### Figure dataset records
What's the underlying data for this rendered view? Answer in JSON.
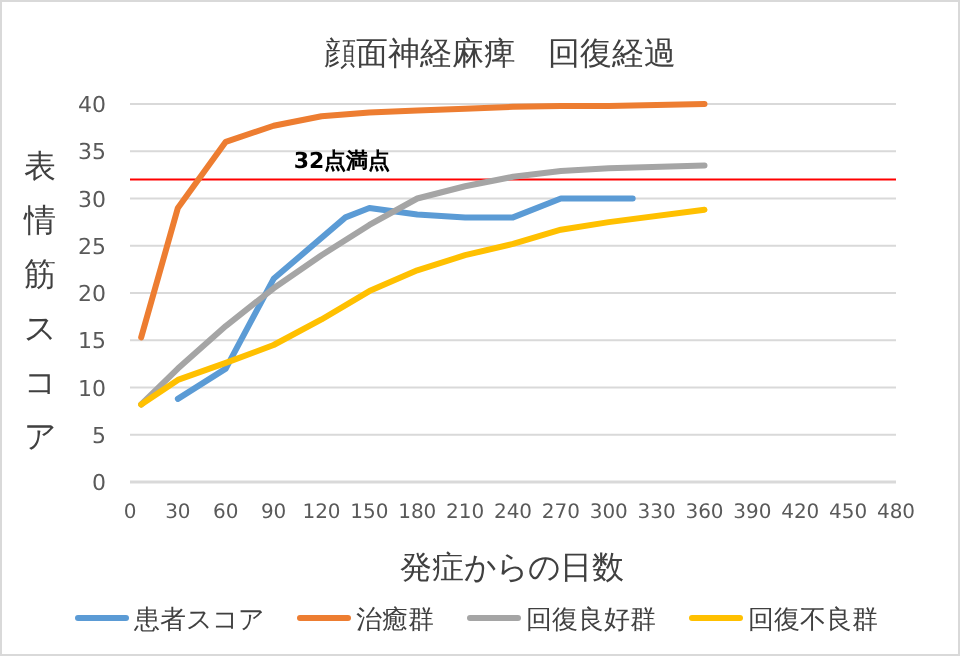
{
  "chart_data": {
    "type": "line",
    "title": "顔面神経麻痺　回復経過",
    "xlabel": "発症からの日数",
    "ylabel": "表情筋スコア",
    "xlim": [
      0,
      480
    ],
    "xticks": [
      0,
      30,
      60,
      90,
      120,
      150,
      180,
      210,
      240,
      270,
      300,
      330,
      360,
      390,
      420,
      450,
      480
    ],
    "ylim": [
      0,
      40
    ],
    "yticks": [
      0,
      5,
      10,
      15,
      20,
      25,
      30,
      35,
      40
    ],
    "grid": "y",
    "legend": "bottom",
    "marker": "none",
    "line_style": "solid",
    "ref_lines": [
      {
        "axis": "y",
        "value": 32,
        "label": "32点満点",
        "color": "#ff0000"
      }
    ],
    "series": [
      {
        "name": "患者スコア",
        "color": "#5b9bd5",
        "x": [
          30,
          60,
          90,
          135,
          150,
          180,
          210,
          240,
          270,
          300,
          315
        ],
        "values": [
          8.8,
          12,
          21.5,
          28,
          29,
          28.3,
          28,
          28,
          30,
          30,
          30
        ]
      },
      {
        "name": "治癒群",
        "color": "#ed7d31",
        "x": [
          7,
          30,
          60,
          90,
          120,
          150,
          180,
          210,
          240,
          270,
          300,
          360
        ],
        "values": [
          15.3,
          29,
          36,
          37.7,
          38.7,
          39.1,
          39.3,
          39.5,
          39.7,
          39.8,
          39.8,
          40
        ]
      },
      {
        "name": "回復良好群",
        "color": "#a5a5a5",
        "x": [
          7,
          30,
          60,
          90,
          120,
          150,
          180,
          210,
          240,
          270,
          300,
          360
        ],
        "values": [
          8.2,
          12,
          16.5,
          20.5,
          24,
          27.2,
          30,
          31.3,
          32.3,
          32.9,
          33.2,
          33.5
        ]
      },
      {
        "name": "回復不良群",
        "color": "#ffc000",
        "x": [
          7,
          30,
          60,
          90,
          120,
          150,
          180,
          210,
          240,
          270,
          300,
          360
        ],
        "values": [
          8.2,
          10.8,
          12.6,
          14.5,
          17.2,
          20.2,
          22.4,
          24,
          25.2,
          26.7,
          27.5,
          28.8
        ]
      }
    ]
  }
}
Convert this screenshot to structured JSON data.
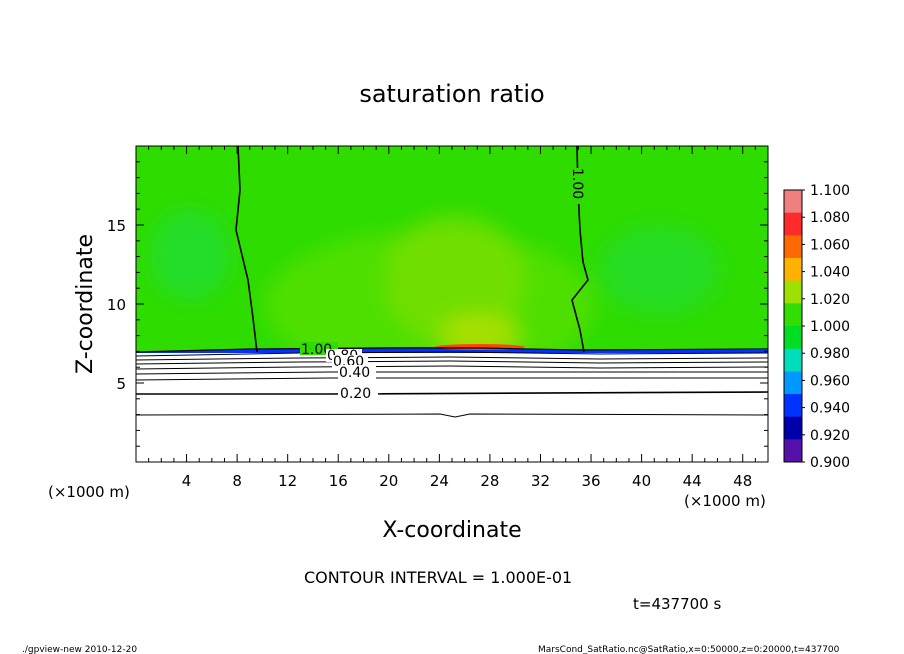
{
  "chart_data": {
    "type": "heatmap",
    "title": "saturation ratio",
    "xlabel": "X-coordinate",
    "ylabel": "Z-coordinate",
    "x_unit": "(×1000 m)",
    "z_unit": "(×1000 m)",
    "xlim": [
      0,
      50
    ],
    "zlim": [
      0,
      20
    ],
    "x_ticks": [
      "4",
      "8",
      "12",
      "16",
      "20",
      "24",
      "28",
      "32",
      "36",
      "40",
      "44",
      "48"
    ],
    "z_ticks": [
      "5",
      "10",
      "15"
    ],
    "colorbar": {
      "levels": [
        "1.100",
        "1.080",
        "1.060",
        "1.040",
        "1.020",
        "1.000",
        "0.980",
        "0.960",
        "0.940",
        "0.920",
        "0.900"
      ],
      "colors": [
        "#f08080",
        "#ff2a2a",
        "#ff6a00",
        "#ffb300",
        "#9ee000",
        "#33dd00",
        "#00dd22",
        "#00ddbb",
        "#0099ff",
        "#0033ff",
        "#0000aa",
        "#5511aa"
      ]
    },
    "contour_interval": "CONTOUR INTERVAL = 1.000E-01",
    "contour_labels": [
      "1.00",
      "1.00",
      "0.80",
      "0.60",
      "0.40",
      "0.20"
    ],
    "surface_height_km": 7,
    "time": "t=437700 s"
  },
  "footer": {
    "left": "./gpview-new  2010-12-20",
    "right": "MarsCond_SatRatio.nc@SatRatio,x=0:50000,z=0:20000,t=437700"
  }
}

### Work to do
Only the lines from the line bearing "Convert this screenshot" to the end of the listing above, both inclusive, should be extracted verbatim; the pictures are excluded.

### Solution
Convert this screenshot to structured JSON data.
{
  "chart_data": {
    "type": "heatmap",
    "title": "saturation ratio",
    "xlabel": "X-coordinate",
    "ylabel": "Z-coordinate",
    "x_unit": "(×1000 m)",
    "z_unit": "(×1000 m)",
    "xlim": [
      0,
      50
    ],
    "zlim": [
      0,
      20
    ],
    "x_ticks": [
      "4",
      "8",
      "12",
      "16",
      "20",
      "24",
      "28",
      "32",
      "36",
      "40",
      "44",
      "48"
    ],
    "z_ticks": [
      "5",
      "10",
      "15"
    ],
    "colorbar": {
      "levels": [
        "1.100",
        "1.080",
        "1.060",
        "1.040",
        "1.020",
        "1.000",
        "0.980",
        "0.960",
        "0.940",
        "0.920",
        "0.900"
      ],
      "colors": [
        "#f08080",
        "#ff2a2a",
        "#ff6a00",
        "#ffb300",
        "#9ee000",
        "#33dd00",
        "#00dd22",
        "#00ddbb",
        "#0099ff",
        "#0033ff",
        "#0000aa",
        "#5511aa"
      ]
    },
    "contour_interval": "CONTOUR INTERVAL = 1.000E-01",
    "contour_labels": [
      "1.00",
      "1.00",
      "0.80",
      "0.60",
      "0.40",
      "0.20"
    ],
    "surface_height_km": 7,
    "time": "t=437700 s"
  },
  "footer": {
    "left": "./gpview-new  2010-12-20",
    "right": "MarsCond_SatRatio.nc@SatRatio,x=0:50000,z=0:20000,t=437700"
  }
}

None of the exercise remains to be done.